_Material_:

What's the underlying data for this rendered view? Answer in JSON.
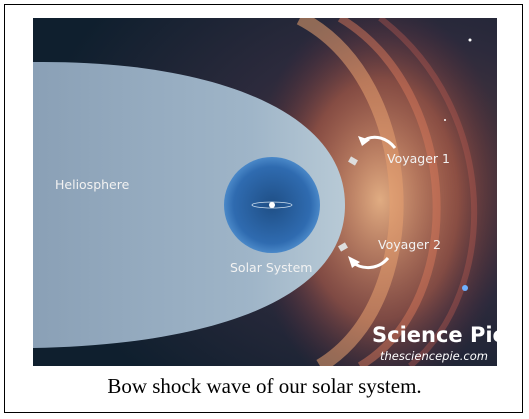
{
  "image": {
    "labels": {
      "heliosphere": "Heliosphere",
      "solar_system": "Solar System",
      "voyager1": "Voyager 1",
      "voyager2": "Voyager 2"
    },
    "logo": {
      "name": "Science Pie",
      "url": "thesciencepie.com"
    }
  },
  "caption": "Bow shock wave of our solar system."
}
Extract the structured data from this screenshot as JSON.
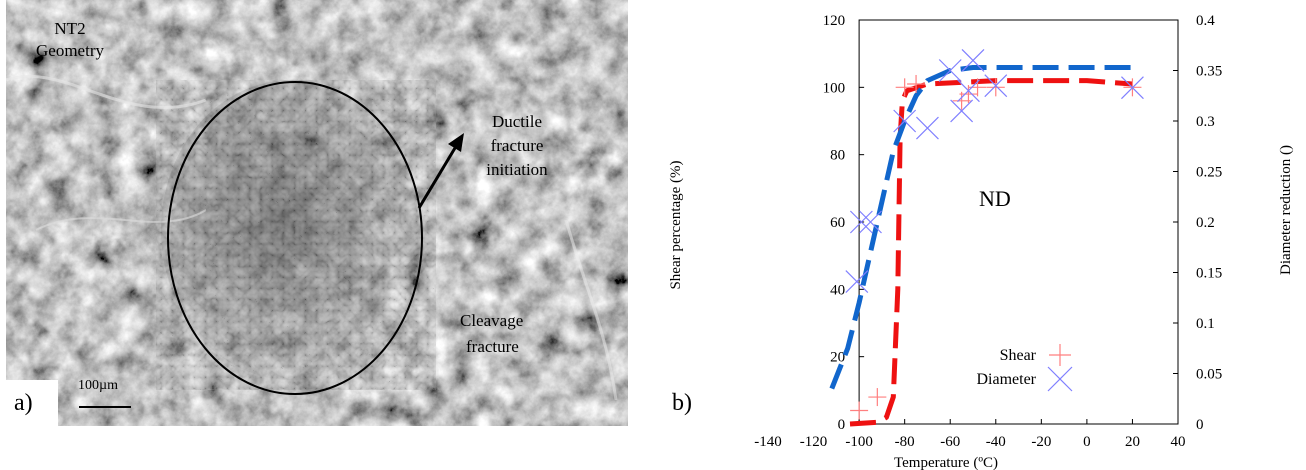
{
  "panel_a": {
    "label": "a)",
    "geometry_label_line1": "NT2",
    "geometry_label_line2": "Geometry",
    "ductile_label_line1": "Ductile",
    "ductile_label_line2": "fracture",
    "ductile_label_line3": "initiation",
    "cleavage_label_line1": "Cleavage",
    "cleavage_label_line2": "fracture",
    "scale_bar_label": "100µm"
  },
  "panel_b": {
    "label": "b)",
    "annotation": "ND"
  },
  "chart_data": {
    "type": "scatter",
    "xlabel": "Temperature (ºC)",
    "ylabel": "Shear percentage (%)",
    "y2label": "Diameter reduction ()",
    "xlim": [
      -140,
      40
    ],
    "ylim": [
      0,
      120
    ],
    "y2lim": [
      0,
      0.4
    ],
    "x_ticks": [
      "-140",
      "-120",
      "-100",
      "-80",
      "-60",
      "-40",
      "-20",
      "0",
      "20",
      "40"
    ],
    "y_ticks": [
      "0",
      "20",
      "40",
      "60",
      "80",
      "100",
      "120"
    ],
    "y2_ticks": [
      "0",
      "0.05",
      "0.1",
      "0.15",
      "0.2",
      "0.25",
      "0.3",
      "0.35",
      "0.4"
    ],
    "legend_position": "bottom-right",
    "grid": false,
    "series": [
      {
        "name": "Shear",
        "marker": "plus",
        "axis": "left",
        "color": "#ff7f7f",
        "points": [
          [
            -100,
            4
          ],
          [
            -92,
            8
          ],
          [
            -80,
            100
          ],
          [
            -75,
            101
          ],
          [
            -55,
            96
          ],
          [
            -52,
            98
          ],
          [
            -48,
            100
          ],
          [
            -40,
            100
          ],
          [
            20,
            100
          ]
        ]
      },
      {
        "name": "Diameter",
        "marker": "cross",
        "axis": "right",
        "color": "#7f7fff",
        "points": [
          [
            -101,
            0.141
          ],
          [
            -99,
            0.2
          ],
          [
            -95,
            0.2
          ],
          [
            -80,
            0.3
          ],
          [
            -70,
            0.293
          ],
          [
            -60,
            0.35
          ],
          [
            -55,
            0.31
          ],
          [
            -52,
            0.33
          ],
          [
            -50,
            0.36
          ],
          [
            -40,
            0.335
          ],
          [
            20,
            0.333
          ]
        ]
      }
    ],
    "fits": [
      {
        "axis": "left",
        "color": "#ee1111",
        "dash": true,
        "points": [
          [
            -104,
            0
          ],
          [
            -92,
            0.5
          ],
          [
            -88,
            2
          ],
          [
            -85,
            8
          ],
          [
            -83,
            40
          ],
          [
            -82,
            85
          ],
          [
            -81,
            96
          ],
          [
            -79,
            99
          ],
          [
            -70,
            101
          ],
          [
            -55,
            101.5
          ],
          [
            -40,
            102
          ],
          [
            0,
            102
          ],
          [
            20,
            101
          ]
        ]
      },
      {
        "axis": "right",
        "color": "#1166cc",
        "dash": true,
        "points": [
          [
            -112,
            0.035
          ],
          [
            -105,
            0.075
          ],
          [
            -100,
            0.12
          ],
          [
            -95,
            0.17
          ],
          [
            -90,
            0.22
          ],
          [
            -85,
            0.27
          ],
          [
            -80,
            0.3
          ],
          [
            -75,
            0.325
          ],
          [
            -70,
            0.34
          ],
          [
            -60,
            0.35
          ],
          [
            -50,
            0.353
          ],
          [
            -40,
            0.353
          ],
          [
            0,
            0.353
          ],
          [
            22,
            0.353
          ]
        ]
      }
    ]
  }
}
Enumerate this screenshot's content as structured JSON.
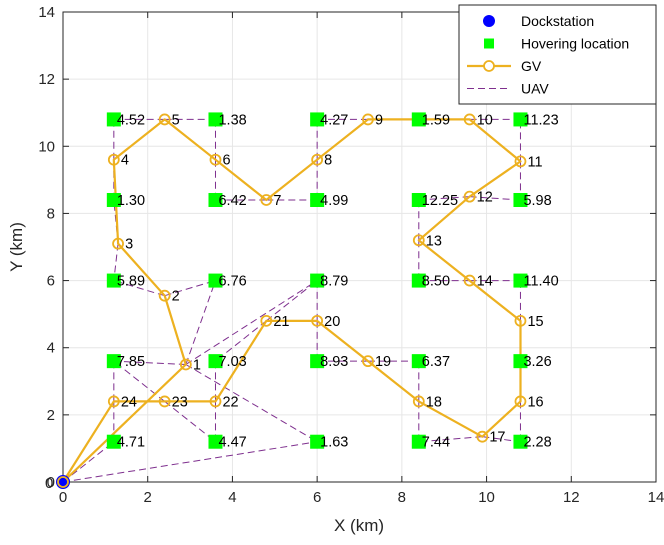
{
  "chart_data": {
    "type": "scatter",
    "xlabel": "X (km)",
    "ylabel": "Y (km)",
    "xlim": [
      0,
      14
    ],
    "ylim": [
      0,
      14
    ],
    "xticks": [
      "0",
      "2",
      "4",
      "6",
      "8",
      "10",
      "12",
      "14"
    ],
    "yticks": [
      "0",
      "2",
      "4",
      "6",
      "8",
      "10",
      "12",
      "14"
    ],
    "grid": true,
    "legend_position": "top-right",
    "colors": {
      "dock": "#0000ff",
      "hover": "#00ff00",
      "gv": "#edb120",
      "uav": "#7e2f8e"
    },
    "legend": {
      "dock": "Dockstation",
      "hover": "Hovering location",
      "gv": "GV",
      "uav": "UAV"
    },
    "dockstation": {
      "x": 0,
      "y": 0,
      "label": "0"
    },
    "gv_points": [
      {
        "id": "1",
        "x": 2.9,
        "y": 3.5
      },
      {
        "id": "2",
        "x": 2.4,
        "y": 5.55
      },
      {
        "id": "3",
        "x": 1.3,
        "y": 7.1
      },
      {
        "id": "4",
        "x": 1.2,
        "y": 9.6
      },
      {
        "id": "5",
        "x": 2.4,
        "y": 10.8
      },
      {
        "id": "6",
        "x": 3.6,
        "y": 9.6
      },
      {
        "id": "7",
        "x": 4.8,
        "y": 8.4
      },
      {
        "id": "8",
        "x": 6.0,
        "y": 9.6
      },
      {
        "id": "9",
        "x": 7.2,
        "y": 10.8
      },
      {
        "id": "10",
        "x": 9.6,
        "y": 10.8
      },
      {
        "id": "11",
        "x": 10.8,
        "y": 9.55
      },
      {
        "id": "12",
        "x": 9.6,
        "y": 8.5
      },
      {
        "id": "13",
        "x": 8.4,
        "y": 7.2
      },
      {
        "id": "14",
        "x": 9.6,
        "y": 6.0
      },
      {
        "id": "15",
        "x": 10.8,
        "y": 4.8
      },
      {
        "id": "16",
        "x": 10.8,
        "y": 2.4
      },
      {
        "id": "17",
        "x": 9.9,
        "y": 1.35
      },
      {
        "id": "18",
        "x": 8.4,
        "y": 2.4
      },
      {
        "id": "19",
        "x": 7.2,
        "y": 3.6
      },
      {
        "id": "20",
        "x": 6.0,
        "y": 4.8
      },
      {
        "id": "21",
        "x": 4.8,
        "y": 4.8
      },
      {
        "id": "22",
        "x": 3.6,
        "y": 2.4
      },
      {
        "id": "23",
        "x": 2.4,
        "y": 2.4
      },
      {
        "id": "24",
        "x": 1.2,
        "y": 2.4
      }
    ],
    "hover_points": [
      {
        "label": "4.52",
        "x": 1.2,
        "y": 10.8
      },
      {
        "label": "1.38",
        "x": 3.6,
        "y": 10.8
      },
      {
        "label": "4.27",
        "x": 6.0,
        "y": 10.8
      },
      {
        "label": "1.59",
        "x": 8.4,
        "y": 10.8
      },
      {
        "label": "11.23",
        "x": 10.8,
        "y": 10.8
      },
      {
        "label": "1.30",
        "x": 1.2,
        "y": 8.4
      },
      {
        "label": "6.42",
        "x": 3.6,
        "y": 8.4
      },
      {
        "label": "4.99",
        "x": 6.0,
        "y": 8.4
      },
      {
        "label": "12.25",
        "x": 8.4,
        "y": 8.4
      },
      {
        "label": "5.98",
        "x": 10.8,
        "y": 8.4
      },
      {
        "label": "5.89",
        "x": 1.2,
        "y": 6.0
      },
      {
        "label": "6.76",
        "x": 3.6,
        "y": 6.0
      },
      {
        "label": "8.79",
        "x": 6.0,
        "y": 6.0
      },
      {
        "label": "8.50",
        "x": 8.4,
        "y": 6.0
      },
      {
        "label": "11.40",
        "x": 10.8,
        "y": 6.0
      },
      {
        "label": "7.85",
        "x": 1.2,
        "y": 3.6
      },
      {
        "label": "7.03",
        "x": 3.6,
        "y": 3.6
      },
      {
        "label": "8.93",
        "x": 6.0,
        "y": 3.6
      },
      {
        "label": "6.37",
        "x": 8.4,
        "y": 3.6
      },
      {
        "label": "3.26",
        "x": 10.8,
        "y": 3.6
      },
      {
        "label": "4.71",
        "x": 1.2,
        "y": 1.2
      },
      {
        "label": "4.47",
        "x": 3.6,
        "y": 1.2
      },
      {
        "label": "1.63",
        "x": 6.0,
        "y": 1.2
      },
      {
        "label": "7.44",
        "x": 8.4,
        "y": 1.2
      },
      {
        "label": "2.28",
        "x": 10.8,
        "y": 1.2
      }
    ],
    "gv_route": [
      "0",
      "1",
      "2",
      "3",
      "4",
      "5",
      "6",
      "7",
      "8",
      "9",
      "10",
      "11",
      "12",
      "13",
      "14",
      "15",
      "16",
      "17",
      "18",
      "19",
      "20",
      "21",
      "22",
      "23",
      "24",
      "0"
    ],
    "uav_links": [
      {
        "from": "5",
        "to": "4.52"
      },
      {
        "from": "5",
        "to": "1.38"
      },
      {
        "from": "4",
        "to": "4.52"
      },
      {
        "from": "4",
        "to": "1.30"
      },
      {
        "from": "6",
        "to": "1.38"
      },
      {
        "from": "6",
        "to": "6.42"
      },
      {
        "from": "7",
        "to": "6.42"
      },
      {
        "from": "7",
        "to": "4.99"
      },
      {
        "from": "8",
        "to": "4.27"
      },
      {
        "from": "8",
        "to": "4.99"
      },
      {
        "from": "9",
        "to": "4.27"
      },
      {
        "from": "9",
        "to": "1.59"
      },
      {
        "from": "10",
        "to": "1.59"
      },
      {
        "from": "10",
        "to": "11.23"
      },
      {
        "from": "11",
        "to": "11.23"
      },
      {
        "from": "11",
        "to": "5.98"
      },
      {
        "from": "12",
        "to": "12.25"
      },
      {
        "from": "12",
        "to": "5.98"
      },
      {
        "from": "13",
        "to": "12.25"
      },
      {
        "from": "13",
        "to": "8.50"
      },
      {
        "from": "14",
        "to": "8.50"
      },
      {
        "from": "14",
        "to": "11.40"
      },
      {
        "from": "15",
        "to": "11.40"
      },
      {
        "from": "15",
        "to": "3.26"
      },
      {
        "from": "16",
        "to": "3.26"
      },
      {
        "from": "16",
        "to": "2.28"
      },
      {
        "from": "17",
        "to": "2.28"
      },
      {
        "from": "17",
        "to": "7.44"
      },
      {
        "from": "18",
        "to": "7.44"
      },
      {
        "from": "18",
        "to": "6.37"
      },
      {
        "from": "19",
        "to": "6.37"
      },
      {
        "from": "19",
        "to": "8.93"
      },
      {
        "from": "20",
        "to": "8.93"
      },
      {
        "from": "20",
        "to": "8.79"
      },
      {
        "from": "21",
        "to": "8.79"
      },
      {
        "from": "21",
        "to": "7.03"
      },
      {
        "from": "22",
        "to": "7.03"
      },
      {
        "from": "22",
        "to": "4.47"
      },
      {
        "from": "23",
        "to": "7.85"
      },
      {
        "from": "23",
        "to": "4.47"
      },
      {
        "from": "24",
        "to": "7.85"
      },
      {
        "from": "24",
        "to": "4.71"
      },
      {
        "from": "3",
        "to": "1.30"
      },
      {
        "from": "3",
        "to": "5.89"
      },
      {
        "from": "2",
        "to": "5.89"
      },
      {
        "from": "2",
        "to": "6.76"
      },
      {
        "from": "1",
        "to": "6.76"
      },
      {
        "from": "1",
        "to": "7.85"
      },
      {
        "from": "0",
        "to": "1.63"
      },
      {
        "from": "0",
        "to": "4.71"
      },
      {
        "from": "1",
        "to": "1.63"
      },
      {
        "from": "1",
        "to": "8.79"
      }
    ]
  }
}
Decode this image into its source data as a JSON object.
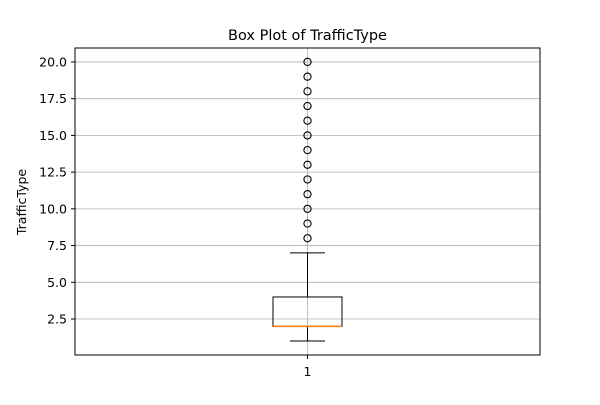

_Work to do_:
Pick out all the lines with the word "Shear" in them and copy them.

_Solution to this exercise_:
    "ylabel": "Shear percentage (%)",
        "name": "Shear",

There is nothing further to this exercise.